═════ DATA FOR PROCESSING

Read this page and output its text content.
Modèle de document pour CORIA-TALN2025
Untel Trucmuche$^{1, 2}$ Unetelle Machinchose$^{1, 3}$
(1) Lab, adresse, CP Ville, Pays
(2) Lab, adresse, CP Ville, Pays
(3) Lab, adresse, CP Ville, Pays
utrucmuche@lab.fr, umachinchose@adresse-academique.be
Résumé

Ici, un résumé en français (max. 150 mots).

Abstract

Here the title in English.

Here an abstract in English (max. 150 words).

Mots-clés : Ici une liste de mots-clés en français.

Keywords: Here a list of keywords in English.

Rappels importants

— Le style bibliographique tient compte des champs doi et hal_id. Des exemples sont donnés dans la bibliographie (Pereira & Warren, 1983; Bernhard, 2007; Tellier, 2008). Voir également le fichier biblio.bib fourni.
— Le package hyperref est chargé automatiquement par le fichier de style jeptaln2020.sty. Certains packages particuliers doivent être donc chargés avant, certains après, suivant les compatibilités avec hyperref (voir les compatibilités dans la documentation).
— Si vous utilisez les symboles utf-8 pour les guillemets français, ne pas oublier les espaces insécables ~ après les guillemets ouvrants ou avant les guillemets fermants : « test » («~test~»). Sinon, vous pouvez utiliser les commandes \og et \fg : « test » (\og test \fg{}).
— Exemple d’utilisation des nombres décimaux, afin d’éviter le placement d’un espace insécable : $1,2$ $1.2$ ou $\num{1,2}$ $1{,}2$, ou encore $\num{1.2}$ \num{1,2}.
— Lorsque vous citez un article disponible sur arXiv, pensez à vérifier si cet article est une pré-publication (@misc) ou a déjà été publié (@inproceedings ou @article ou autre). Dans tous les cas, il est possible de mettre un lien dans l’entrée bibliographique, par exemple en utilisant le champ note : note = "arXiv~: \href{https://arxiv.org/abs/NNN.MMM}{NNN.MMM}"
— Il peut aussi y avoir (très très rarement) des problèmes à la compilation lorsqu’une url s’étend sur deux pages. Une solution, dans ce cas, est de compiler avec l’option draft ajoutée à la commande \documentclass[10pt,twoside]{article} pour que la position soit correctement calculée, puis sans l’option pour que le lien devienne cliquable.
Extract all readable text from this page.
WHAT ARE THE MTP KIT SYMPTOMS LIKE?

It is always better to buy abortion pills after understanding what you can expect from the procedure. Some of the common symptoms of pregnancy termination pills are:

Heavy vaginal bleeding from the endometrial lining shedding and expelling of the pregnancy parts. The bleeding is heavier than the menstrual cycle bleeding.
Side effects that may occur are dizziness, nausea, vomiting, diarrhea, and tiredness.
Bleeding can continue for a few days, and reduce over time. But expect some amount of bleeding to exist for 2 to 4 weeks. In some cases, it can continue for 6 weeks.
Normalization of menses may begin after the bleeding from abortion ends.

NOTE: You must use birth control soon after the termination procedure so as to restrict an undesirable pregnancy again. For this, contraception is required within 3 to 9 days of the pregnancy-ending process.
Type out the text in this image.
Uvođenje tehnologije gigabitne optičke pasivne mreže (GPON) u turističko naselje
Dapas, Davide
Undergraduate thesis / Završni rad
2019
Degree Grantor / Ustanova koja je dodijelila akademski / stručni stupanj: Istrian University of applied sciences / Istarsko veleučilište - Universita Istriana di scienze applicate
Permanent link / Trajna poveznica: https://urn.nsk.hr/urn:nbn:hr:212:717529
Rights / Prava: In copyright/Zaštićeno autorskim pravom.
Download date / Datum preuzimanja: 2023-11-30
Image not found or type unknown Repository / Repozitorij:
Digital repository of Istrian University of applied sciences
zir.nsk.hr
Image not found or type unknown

══════════

GOAL:
Return exactly the lines from the one containing "Type out the text in this image." through the last line of the records above, both included, and nothing else.

THE OUTPUT:
Type out the text in this image.
Uvođenje tehnologije gigabitne optičke pasivne mreže (GPON) u turističko naselje
Dapas, Davide
Undergraduate thesis / Završni rad
2019
Degree Grantor / Ustanova koja je dodijelila akademski / stručni stupanj: Istrian University of applied sciences / Istarsko veleučilište - Universita Istriana di scienze applicate
Permanent link / Trajna poveznica: https://urn.nsk.hr/urn:nbn:hr:212:717529
Rights / Prava: In copyright/Zaštićeno autorskim pravom.
Download date / Datum preuzimanja: 2023-11-30
Image not found or type unknown Repository / Repozitorij:
Digital repository of Istrian University of applied sciences
zir.nsk.hr
Image not found or type unknown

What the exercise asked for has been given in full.